- What is asked -
Write the records below out in full, character for character, with no pictures.

[Stored entries]
## Start
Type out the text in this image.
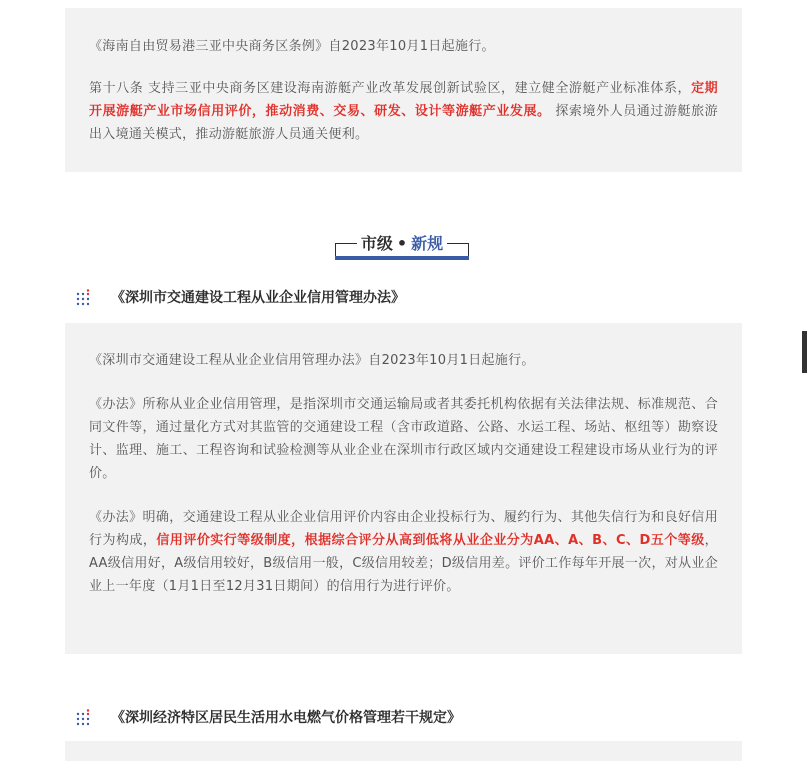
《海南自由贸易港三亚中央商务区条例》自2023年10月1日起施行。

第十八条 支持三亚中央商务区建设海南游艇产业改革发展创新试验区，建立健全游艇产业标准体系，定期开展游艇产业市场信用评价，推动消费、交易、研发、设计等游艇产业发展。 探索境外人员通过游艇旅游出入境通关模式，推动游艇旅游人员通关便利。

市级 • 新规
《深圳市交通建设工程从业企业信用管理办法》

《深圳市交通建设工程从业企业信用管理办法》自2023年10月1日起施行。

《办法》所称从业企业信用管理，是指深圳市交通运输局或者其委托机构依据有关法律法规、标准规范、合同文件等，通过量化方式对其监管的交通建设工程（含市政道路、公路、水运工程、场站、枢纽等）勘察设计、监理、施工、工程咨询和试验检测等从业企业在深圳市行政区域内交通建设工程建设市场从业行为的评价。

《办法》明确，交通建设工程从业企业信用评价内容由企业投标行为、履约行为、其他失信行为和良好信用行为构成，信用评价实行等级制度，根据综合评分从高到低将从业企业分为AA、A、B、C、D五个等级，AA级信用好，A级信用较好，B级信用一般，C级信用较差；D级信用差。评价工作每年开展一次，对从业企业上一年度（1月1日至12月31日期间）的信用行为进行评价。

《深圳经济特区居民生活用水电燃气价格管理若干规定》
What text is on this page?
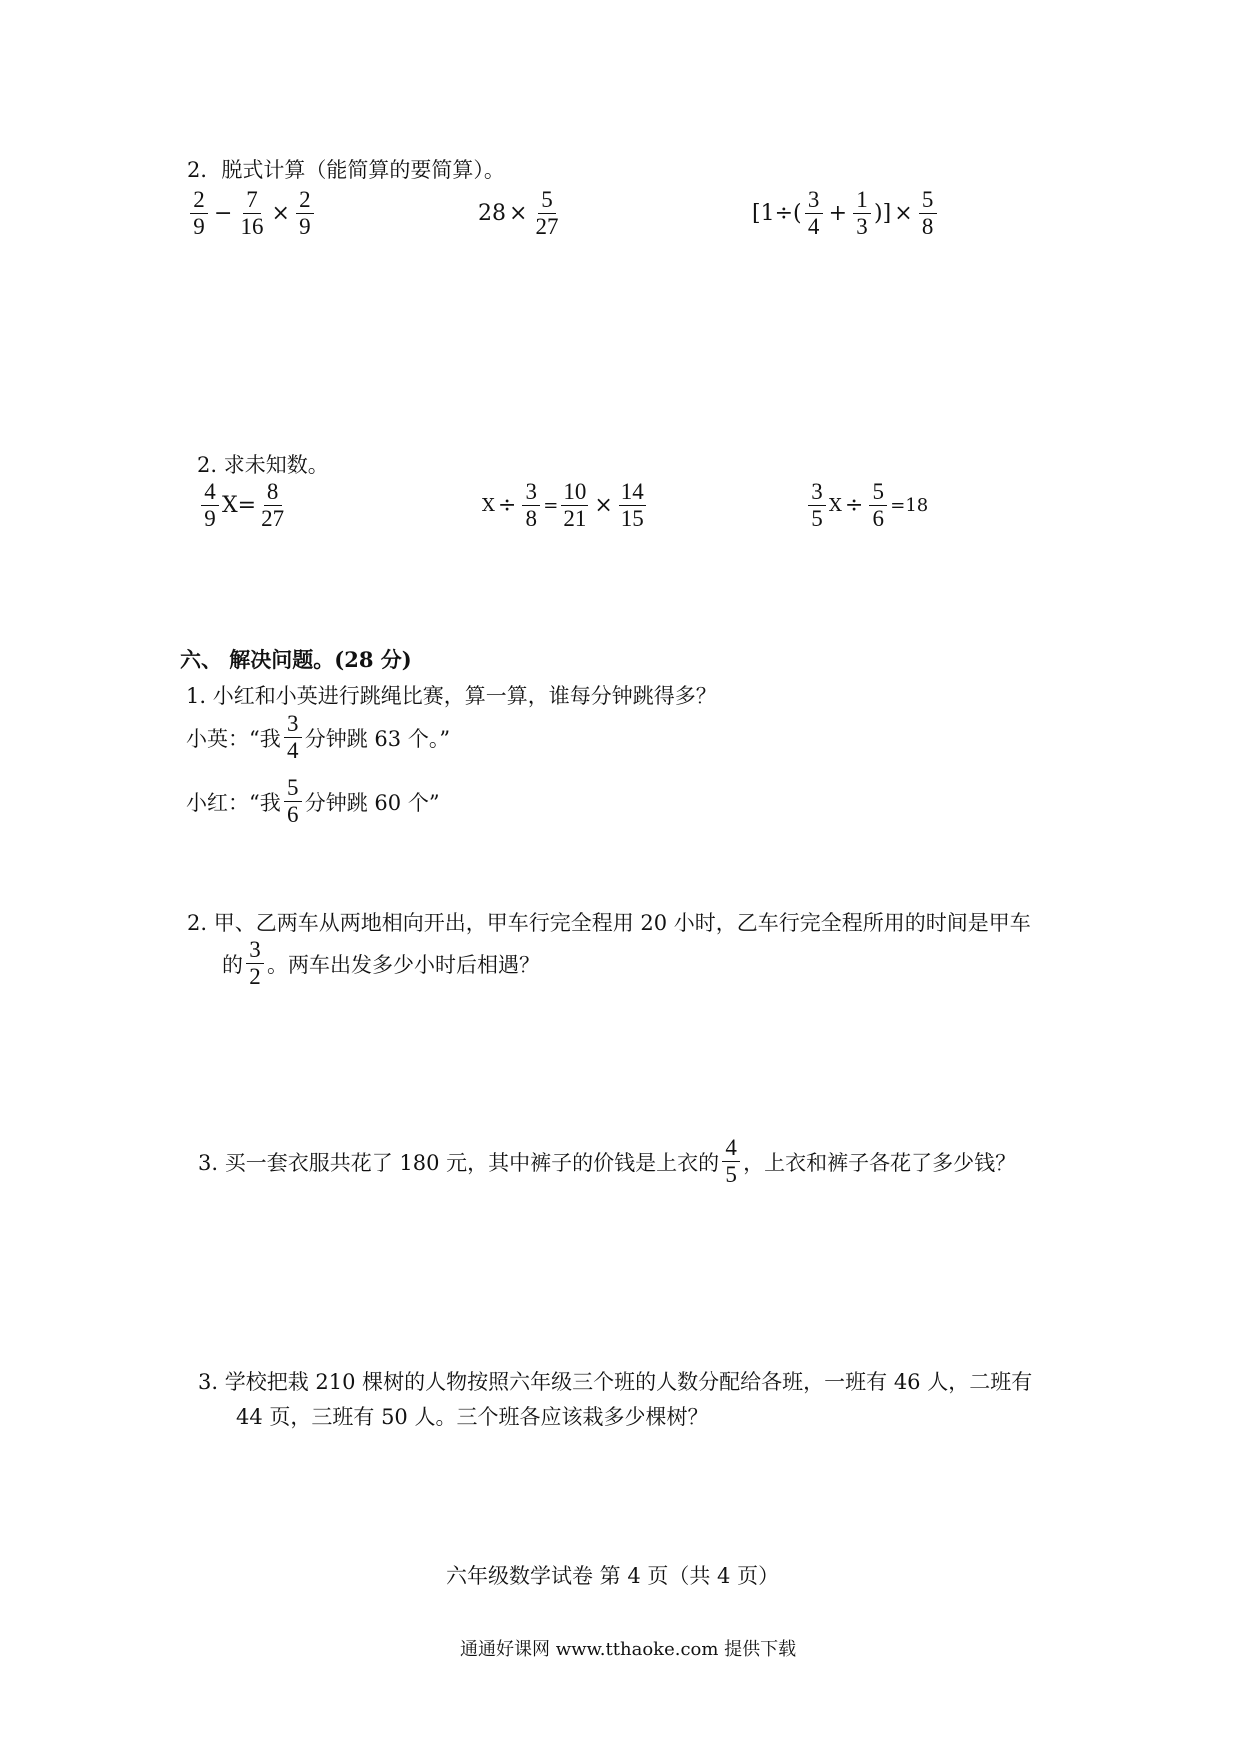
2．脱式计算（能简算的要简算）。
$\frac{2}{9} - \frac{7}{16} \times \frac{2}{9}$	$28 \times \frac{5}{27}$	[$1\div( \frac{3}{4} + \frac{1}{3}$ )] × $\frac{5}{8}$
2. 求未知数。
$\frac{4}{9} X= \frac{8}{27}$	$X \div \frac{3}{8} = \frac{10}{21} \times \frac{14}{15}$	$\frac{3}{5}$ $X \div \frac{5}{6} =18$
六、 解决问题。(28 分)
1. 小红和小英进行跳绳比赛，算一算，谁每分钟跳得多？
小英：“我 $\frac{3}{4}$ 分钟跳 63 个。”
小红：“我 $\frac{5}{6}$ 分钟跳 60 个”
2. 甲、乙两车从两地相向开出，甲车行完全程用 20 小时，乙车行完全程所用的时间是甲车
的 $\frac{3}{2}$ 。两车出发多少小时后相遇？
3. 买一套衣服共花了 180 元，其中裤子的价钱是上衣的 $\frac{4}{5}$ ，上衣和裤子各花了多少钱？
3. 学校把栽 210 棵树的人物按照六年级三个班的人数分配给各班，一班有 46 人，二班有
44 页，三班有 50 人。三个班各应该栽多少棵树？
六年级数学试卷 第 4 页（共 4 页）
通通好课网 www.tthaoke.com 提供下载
## End
- Answer to this exercise -
Type out the text in this image.
《海南自由贸易港三亚中央商务区条例》自2023年10月1日起施行。

第十八条 支持三亚中央商务区建设海南游艇产业改革发展创新试验区，建立健全游艇产业标准体系，定期开展游艇产业市场信用评价，推动消费、交易、研发、设计等游艇产业发展。 探索境外人员通过游艇旅游出入境通关模式，推动游艇旅游人员通关便利。

市级 • 新规
《深圳市交通建设工程从业企业信用管理办法》

《深圳市交通建设工程从业企业信用管理办法》自2023年10月1日起施行。

《办法》所称从业企业信用管理，是指深圳市交通运输局或者其委托机构依据有关法律法规、标准规范、合同文件等，通过量化方式对其监管的交通建设工程（含市政道路、公路、水运工程、场站、枢纽等）勘察设计、监理、施工、工程咨询和试验检测等从业企业在深圳市行政区域内交通建设工程建设市场从业行为的评价。

《办法》明确，交通建设工程从业企业信用评价内容由企业投标行为、履约行为、其他失信行为和良好信用行为构成，信用评价实行等级制度，根据综合评分从高到低将从业企业分为AA、A、B、C、D五个等级，AA级信用好，A级信用较好，B级信用一般，C级信用较差；D级信用差。评价工作每年开展一次，对从业企业上一年度（1月1日至12月31日期间）的信用行为进行评价。

《深圳经济特区居民生活用水电燃气价格管理若干规定》
What text is on this page?
2．脱式计算（能简算的要简算）。
$\frac{2}{9} - \frac{7}{16} \times \frac{2}{9}$	$28 \times \frac{5}{27}$	[$1\div( \frac{3}{4} + \frac{1}{3}$ )] × $\frac{5}{8}$
2. 求未知数。
$\frac{4}{9} X= \frac{8}{27}$	$X \div \frac{3}{8} = \frac{10}{21} \times \frac{14}{15}$	$\frac{3}{5}$ $X \div \frac{5}{6} =18$
六、 解决问题。(28 分)
1. 小红和小英进行跳绳比赛，算一算，谁每分钟跳得多？
小英：“我 $\frac{3}{4}$ 分钟跳 63 个。”
小红：“我 $\frac{5}{6}$ 分钟跳 60 个”
2. 甲、乙两车从两地相向开出，甲车行完全程用 20 小时，乙车行完全程所用的时间是甲车
的 $\frac{3}{2}$ 。两车出发多少小时后相遇？
3. 买一套衣服共花了 180 元，其中裤子的价钱是上衣的 $\frac{4}{5}$ ，上衣和裤子各花了多少钱？
3. 学校把栽 210 棵树的人物按照六年级三个班的人数分配给各班，一班有 46 人，二班有
44 页，三班有 50 人。三个班各应该栽多少棵树？
六年级数学试卷 第 4 页（共 4 页）
通通好课网 www.tthaoke.com 提供下载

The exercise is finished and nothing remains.